Salin persis sama bagian dari teks tentang caleg dan gangguan kejiwaan, mulai dari "Lembaga Gangguan ( Kejiwaan" hingga dan termasuk "artikel diatas )".

Bagian Teks:
┄┄┄┄┄┄┄┄┄┄
Caleg, Calon ( penghuni )
Lembaga Gangguan ( Kejiwaan )
Hari ini, 10 Desember 2013, di Harian Surya Jawa Timur, ada artikel tentang data para caleg yang pada Pemilu 2009 ternyata memunculkan 7.376 OGB/Orang Gila Baru. Maka pada Pemilu 2014, dikhawatirkan angka diatas akan meningkat jika ongkos Pemilu dan politik uang masih menjadi tradisi.
Saya mencoba mencari beberapa penyebab yang mungkin saja sudah dan belum disebutkan diartikel yang sama yaitu :
( ini adalah penyebab yang disebutkan di artikel diatas )
01. keluarga dan ekonomi berantakan gara gara ambisi caleg dari suami/istri.
02. perceraian.
03. terlilit hutang untuk biaya kampanye dll.
04. gagal sebagai caleg.
Dan saya ingin menambahkan sedikit dari yang diatas yaitu:
adanya sikap Tidak Realistis dan Ketidak Seimbangan Mental.
Ketika ditanah air masih marak politik uang, dan seseorang memaksakan diri ikut arus meskipun ia tidak berkemampuan secara materiil, maka sebenarnya ia telah masuk ke area " dreamland " yang berpotensi gangguan kejiwaan, terlebih bila akhirnya gagal.
Atau bisa saja seseorang mampu secara materiil dan pengerahan massa pendukungnya juga tak masalah namun berakhir kecewa karena ternyata banyak " pendukung palsu " alias tidak mencoblosnya di HH dan semata hanya tertarik pada amplop nya.
Masyarakat telah makin cerdas untuk memilih yang benar benar capable, sehingga uang saja tidaklah cukup untuk menggerakkan alat coblos.
┄┄┄┄┄┄┄┄┄┄
Baris Data:
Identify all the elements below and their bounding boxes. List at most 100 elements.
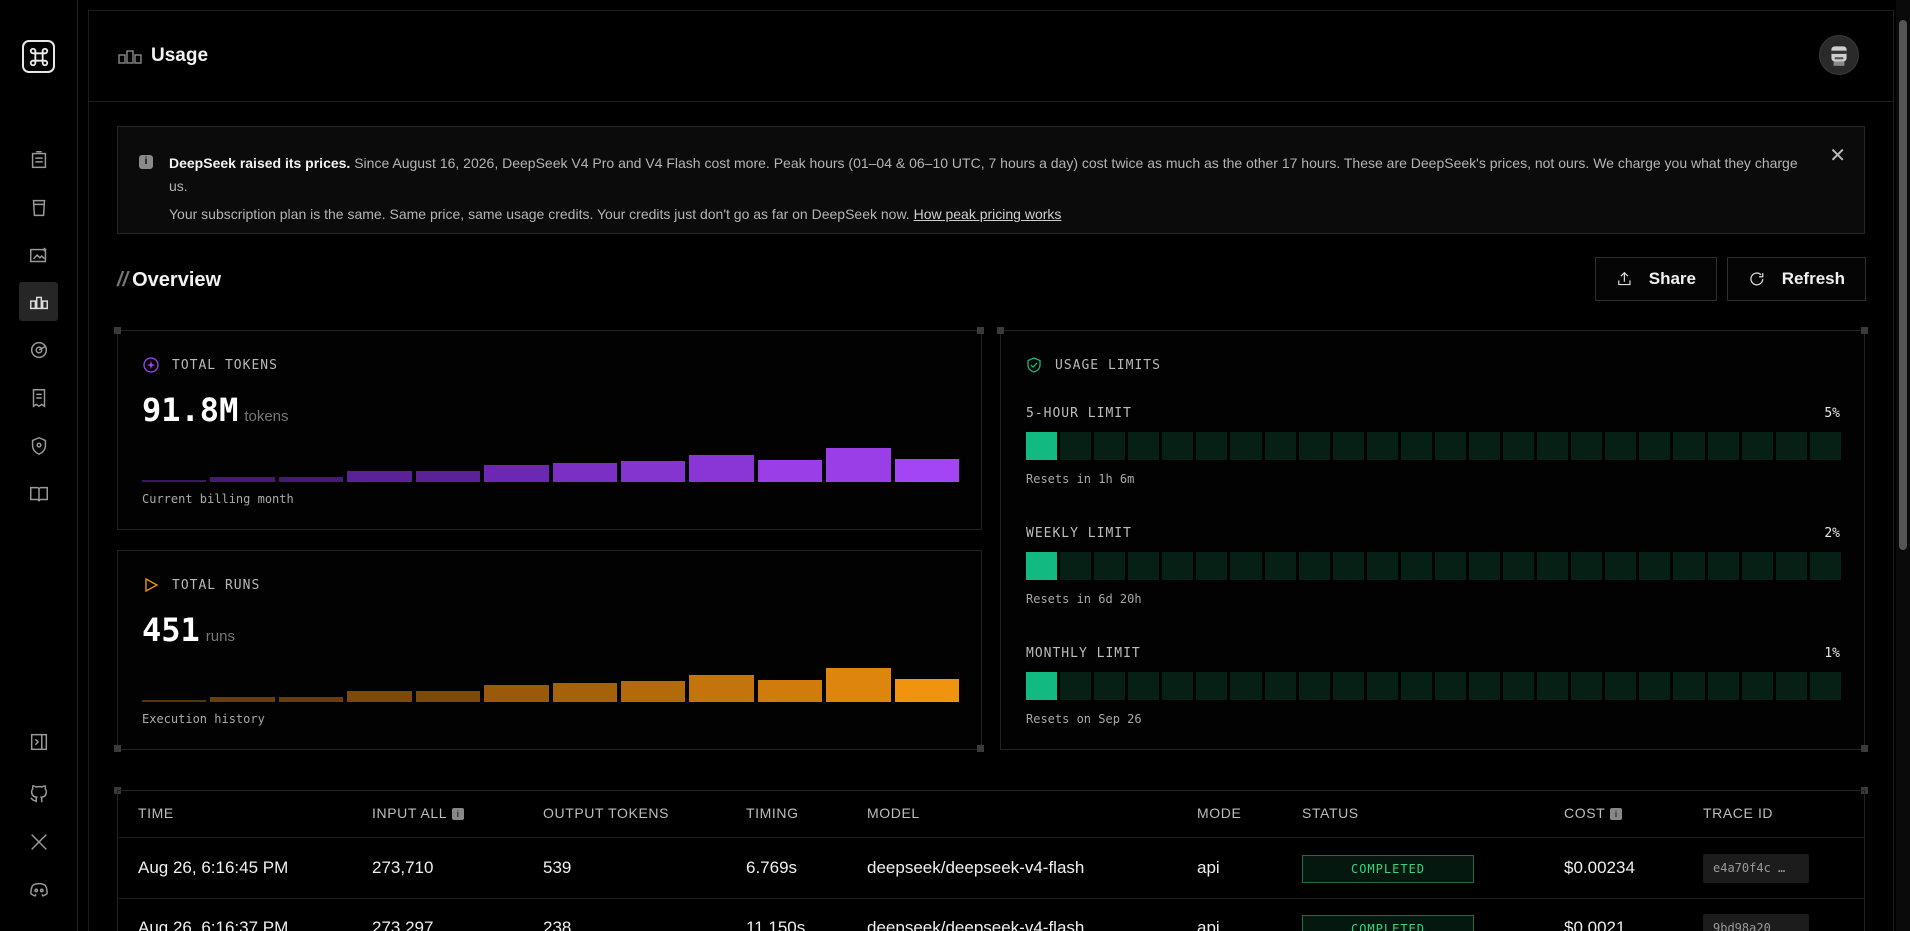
┄┄┄┄┄┄┄┄┄┄
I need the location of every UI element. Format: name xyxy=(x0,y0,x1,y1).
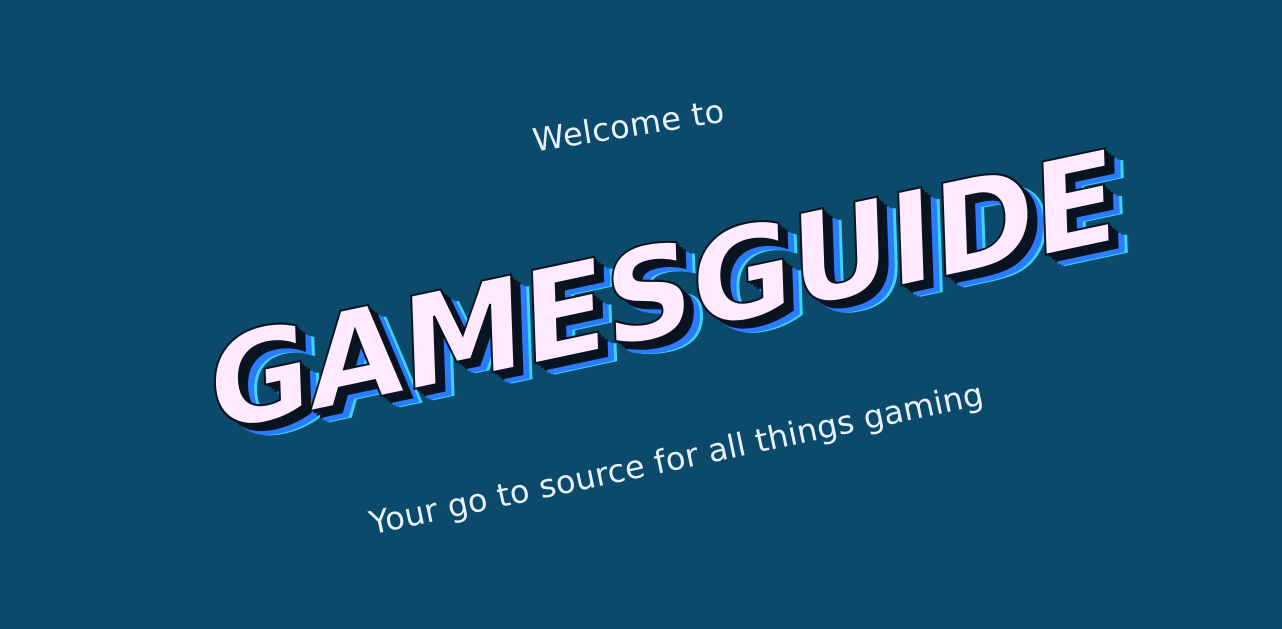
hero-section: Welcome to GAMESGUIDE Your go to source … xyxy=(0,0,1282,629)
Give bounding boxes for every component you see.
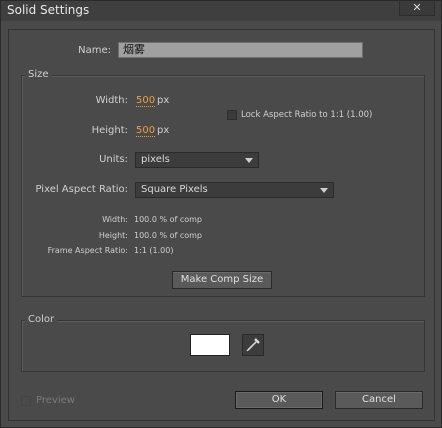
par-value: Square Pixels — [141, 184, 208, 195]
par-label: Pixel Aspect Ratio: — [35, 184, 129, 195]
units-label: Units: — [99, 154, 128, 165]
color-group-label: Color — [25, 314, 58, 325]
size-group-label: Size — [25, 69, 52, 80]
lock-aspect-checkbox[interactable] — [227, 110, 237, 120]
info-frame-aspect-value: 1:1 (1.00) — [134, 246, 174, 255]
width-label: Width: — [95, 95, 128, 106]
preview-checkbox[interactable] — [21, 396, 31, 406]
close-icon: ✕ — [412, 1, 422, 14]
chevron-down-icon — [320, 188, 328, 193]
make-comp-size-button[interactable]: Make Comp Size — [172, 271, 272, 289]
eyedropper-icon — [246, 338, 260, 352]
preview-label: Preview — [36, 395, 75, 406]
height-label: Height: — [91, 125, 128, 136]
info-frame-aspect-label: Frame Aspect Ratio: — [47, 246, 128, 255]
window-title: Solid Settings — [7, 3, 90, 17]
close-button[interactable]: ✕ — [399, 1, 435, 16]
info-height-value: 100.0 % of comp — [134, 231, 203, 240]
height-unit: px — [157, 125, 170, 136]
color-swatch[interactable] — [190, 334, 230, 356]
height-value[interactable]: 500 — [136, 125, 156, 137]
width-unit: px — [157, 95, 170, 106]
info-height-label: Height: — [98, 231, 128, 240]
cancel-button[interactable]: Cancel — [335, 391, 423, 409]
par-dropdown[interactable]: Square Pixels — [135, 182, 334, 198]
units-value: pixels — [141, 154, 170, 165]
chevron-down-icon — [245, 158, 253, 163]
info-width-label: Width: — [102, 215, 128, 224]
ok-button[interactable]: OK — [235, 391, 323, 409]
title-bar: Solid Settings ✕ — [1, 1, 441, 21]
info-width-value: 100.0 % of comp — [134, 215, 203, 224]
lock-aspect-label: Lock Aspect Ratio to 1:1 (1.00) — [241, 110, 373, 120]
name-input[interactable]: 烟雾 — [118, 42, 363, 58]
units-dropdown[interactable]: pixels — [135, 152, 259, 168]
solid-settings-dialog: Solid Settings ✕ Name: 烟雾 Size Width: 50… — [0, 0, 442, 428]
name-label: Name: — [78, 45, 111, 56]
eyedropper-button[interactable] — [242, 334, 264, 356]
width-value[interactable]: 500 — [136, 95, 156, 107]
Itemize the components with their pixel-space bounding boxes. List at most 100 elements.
┄┄┄┄┄┄┄┄┄┄
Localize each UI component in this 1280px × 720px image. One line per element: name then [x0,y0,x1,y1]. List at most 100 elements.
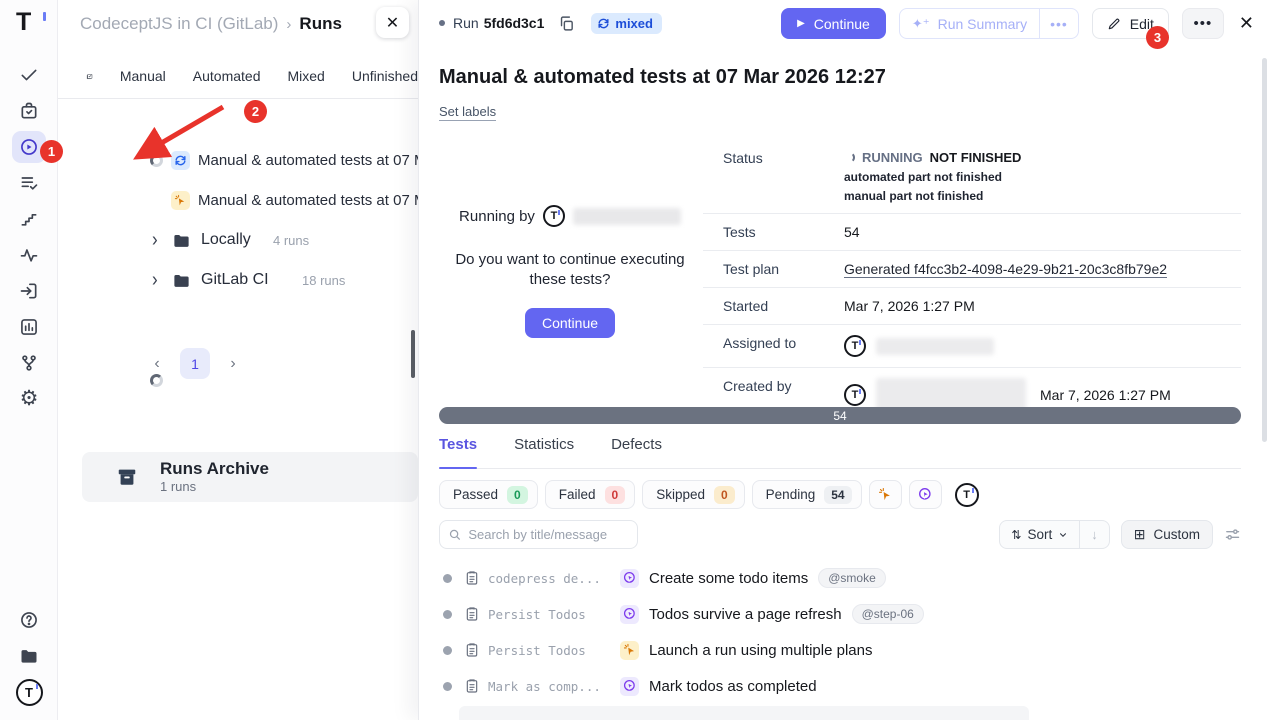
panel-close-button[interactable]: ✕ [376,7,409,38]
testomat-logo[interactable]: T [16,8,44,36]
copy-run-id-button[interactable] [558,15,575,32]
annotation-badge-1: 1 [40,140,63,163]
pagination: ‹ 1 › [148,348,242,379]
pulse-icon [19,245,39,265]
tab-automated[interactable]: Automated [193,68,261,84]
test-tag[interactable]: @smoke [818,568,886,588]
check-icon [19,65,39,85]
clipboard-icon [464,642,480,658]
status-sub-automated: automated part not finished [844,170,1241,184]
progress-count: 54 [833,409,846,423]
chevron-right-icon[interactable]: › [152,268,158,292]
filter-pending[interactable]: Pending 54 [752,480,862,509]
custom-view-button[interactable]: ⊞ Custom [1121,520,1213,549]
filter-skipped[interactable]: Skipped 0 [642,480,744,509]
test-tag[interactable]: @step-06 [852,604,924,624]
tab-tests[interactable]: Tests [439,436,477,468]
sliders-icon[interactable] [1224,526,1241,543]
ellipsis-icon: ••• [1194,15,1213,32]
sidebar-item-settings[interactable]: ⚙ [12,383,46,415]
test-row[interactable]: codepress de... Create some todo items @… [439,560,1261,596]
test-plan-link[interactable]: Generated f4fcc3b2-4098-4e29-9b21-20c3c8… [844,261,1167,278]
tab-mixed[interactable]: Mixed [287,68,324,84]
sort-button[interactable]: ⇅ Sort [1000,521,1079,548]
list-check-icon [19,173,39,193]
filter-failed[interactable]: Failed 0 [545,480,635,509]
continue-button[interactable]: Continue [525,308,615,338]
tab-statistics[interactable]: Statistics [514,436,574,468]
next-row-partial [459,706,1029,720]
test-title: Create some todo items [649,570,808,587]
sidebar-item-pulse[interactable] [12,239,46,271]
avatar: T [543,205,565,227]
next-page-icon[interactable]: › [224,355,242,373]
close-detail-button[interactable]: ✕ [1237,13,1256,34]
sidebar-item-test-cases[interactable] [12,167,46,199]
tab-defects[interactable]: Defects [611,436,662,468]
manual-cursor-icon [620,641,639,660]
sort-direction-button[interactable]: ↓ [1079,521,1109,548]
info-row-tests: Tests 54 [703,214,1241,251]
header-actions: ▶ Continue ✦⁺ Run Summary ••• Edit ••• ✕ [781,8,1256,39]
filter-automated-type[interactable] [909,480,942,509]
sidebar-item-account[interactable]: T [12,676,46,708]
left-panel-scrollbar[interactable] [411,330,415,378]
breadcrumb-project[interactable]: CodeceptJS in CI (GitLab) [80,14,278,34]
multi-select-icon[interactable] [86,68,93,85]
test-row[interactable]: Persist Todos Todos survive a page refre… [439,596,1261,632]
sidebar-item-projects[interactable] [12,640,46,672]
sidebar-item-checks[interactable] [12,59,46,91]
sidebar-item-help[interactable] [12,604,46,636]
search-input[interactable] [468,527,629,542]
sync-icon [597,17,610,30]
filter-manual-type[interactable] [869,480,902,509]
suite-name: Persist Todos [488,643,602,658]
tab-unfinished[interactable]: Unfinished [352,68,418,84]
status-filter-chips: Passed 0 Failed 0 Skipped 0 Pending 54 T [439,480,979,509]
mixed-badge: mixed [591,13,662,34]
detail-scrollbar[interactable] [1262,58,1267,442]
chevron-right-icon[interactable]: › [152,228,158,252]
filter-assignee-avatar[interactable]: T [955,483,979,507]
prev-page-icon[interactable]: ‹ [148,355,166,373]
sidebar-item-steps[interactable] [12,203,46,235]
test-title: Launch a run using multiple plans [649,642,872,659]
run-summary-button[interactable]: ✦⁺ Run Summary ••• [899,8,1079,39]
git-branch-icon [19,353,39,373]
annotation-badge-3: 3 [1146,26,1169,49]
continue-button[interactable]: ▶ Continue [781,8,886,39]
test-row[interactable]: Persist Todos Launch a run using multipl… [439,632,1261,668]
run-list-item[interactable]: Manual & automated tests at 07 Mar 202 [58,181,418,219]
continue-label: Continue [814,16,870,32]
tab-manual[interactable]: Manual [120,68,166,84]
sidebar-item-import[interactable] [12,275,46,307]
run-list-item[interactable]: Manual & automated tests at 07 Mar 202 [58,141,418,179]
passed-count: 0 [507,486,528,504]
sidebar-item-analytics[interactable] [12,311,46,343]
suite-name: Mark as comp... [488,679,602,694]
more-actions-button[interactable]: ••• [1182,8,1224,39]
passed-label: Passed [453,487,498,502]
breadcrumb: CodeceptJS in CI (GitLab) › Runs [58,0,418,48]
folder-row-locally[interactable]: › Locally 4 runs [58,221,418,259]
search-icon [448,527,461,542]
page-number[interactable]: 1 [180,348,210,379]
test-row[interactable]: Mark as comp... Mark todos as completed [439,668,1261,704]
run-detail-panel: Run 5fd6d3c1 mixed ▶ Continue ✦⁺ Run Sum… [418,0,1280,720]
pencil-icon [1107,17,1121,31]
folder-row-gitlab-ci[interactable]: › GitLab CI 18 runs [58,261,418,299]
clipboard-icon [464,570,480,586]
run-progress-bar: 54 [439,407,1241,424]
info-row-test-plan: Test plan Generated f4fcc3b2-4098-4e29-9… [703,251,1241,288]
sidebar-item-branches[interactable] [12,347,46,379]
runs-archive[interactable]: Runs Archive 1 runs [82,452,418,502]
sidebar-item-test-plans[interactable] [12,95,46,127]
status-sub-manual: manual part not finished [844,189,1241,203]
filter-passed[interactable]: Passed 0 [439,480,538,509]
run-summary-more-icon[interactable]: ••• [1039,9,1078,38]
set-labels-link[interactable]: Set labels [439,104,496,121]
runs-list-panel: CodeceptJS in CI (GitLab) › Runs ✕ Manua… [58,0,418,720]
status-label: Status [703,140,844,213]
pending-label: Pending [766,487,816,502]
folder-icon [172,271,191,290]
┄┄┄┄┄┄┄┄┄┄
Hasil Latihan:
Lembaga Gangguan ( Kejiwaan )
Hari ini, 10 Desember 2013, di Harian Surya Jawa Timur, ada artikel tentang data para caleg yang pada Pemilu 2009 ternyata memunculkan 7.376 OGB/Orang Gila Baru. Maka pada Pemilu 2014, dikhawatirkan angka diatas akan meningkat jika ongkos Pemilu dan politik uang masih menjadi tradisi.
Saya mencoba mencari beberapa penyebab yang mungkin saja sudah dan belum disebutkan diartikel yang sama yaitu :
( ini adalah penyebab yang disebutkan di artikel diatas )